● **TASKS TO PERFORM**
[1] Repeat the part of the post on moving money market funds to Fidelity between "That will take" and "directly through Fidelity.", inclusive, swapping "smooth sailing" for "easy going".
[2] In the post on moving money market funds to Fidelity, how long should you wait after buying at Wells before pulling to Fidelity?

[EXTRACT PROVIDED]

That will take you here: https://digital.fidelity.com/ftgw/digital/new-transfer-of-assets/
From there, it’s smooth sailing. Just wait a week after buying at Wells for the transaction to settle before pulling to Fidelity.
Once there, you can buy as much as you want of course. You’re officially in the club. Also, you can transfer “in-kind” from one CMA to another CMA as you suggest. I’ve already shared the MMFs in-kind to my 18 year old, who will now have a lifetime of elevated interest in her Fidelity CMA.
Kind of stupid. Kind of fun.
As far as what MMF is optimal, I like the link you provided, but I’m a simple man who demands auto-liquidation on the little cash we hold so I’m stuck with what Fidelity offers, and this is as good as it gets. If I were sitting on tens/hundreds of thousands of dollars of cash I’d give it more thought, but probably buy treasuries directly through Fidelity.
I did a brokerage transfer of assets from Fidelity (pull).
@FP, I just used the MMA Optimizer from BogleHeads and it’s showing me (which I double checked) that FTCXX beats everything in most circumstances (at Fidelity). Similarly, it shows at Vanguard that VMSXX is the best after-tax yield in almost all tax circumstances.

[/EXTRACT PROVIDED]
[DATA EXTRACTS]

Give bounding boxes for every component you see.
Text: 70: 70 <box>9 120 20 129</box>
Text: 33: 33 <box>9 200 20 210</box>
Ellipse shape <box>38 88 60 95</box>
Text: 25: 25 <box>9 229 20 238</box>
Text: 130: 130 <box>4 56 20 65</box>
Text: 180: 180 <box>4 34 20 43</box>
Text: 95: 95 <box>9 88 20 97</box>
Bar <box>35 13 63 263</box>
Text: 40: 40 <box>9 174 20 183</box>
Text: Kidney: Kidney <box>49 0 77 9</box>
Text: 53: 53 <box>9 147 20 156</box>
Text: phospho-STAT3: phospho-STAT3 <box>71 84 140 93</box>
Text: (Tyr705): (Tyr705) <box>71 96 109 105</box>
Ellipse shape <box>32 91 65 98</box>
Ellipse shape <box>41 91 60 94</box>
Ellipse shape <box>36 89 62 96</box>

[/DATA EXTRACTS]

● **RESULTS**
[1]
That will take you here: https://digital.fidelity.com/ftgw/digital/new-transfer-of-assets/
From there, it’s easy going. Just wait a week after buying at Wells for the transaction to settle before pulling to Fidelity.
Once there, you can buy as much as you want of course. You’re officially in the club. Also, you can transfer “in-kind” from one CMA to another CMA as you suggest. I’ve already shared the MMFs in-kind to my 18 year old, who will now have a lifetime of elevated interest in her Fidelity CMA.
Kind of stupid. Kind of fun.
As far as what MMF is optimal, I like the link you provided, but I’m a simple man who demands auto-liquidation on the little cash we hold so I’m stuck with what Fidelity offers, and this is as good as it gets. If I were sitting on tens/hundreds of thousands of dollars of cash I’d give it more thought, but probably buy treasuries directly through Fidelity.

[2] A week, so the transaction can settle.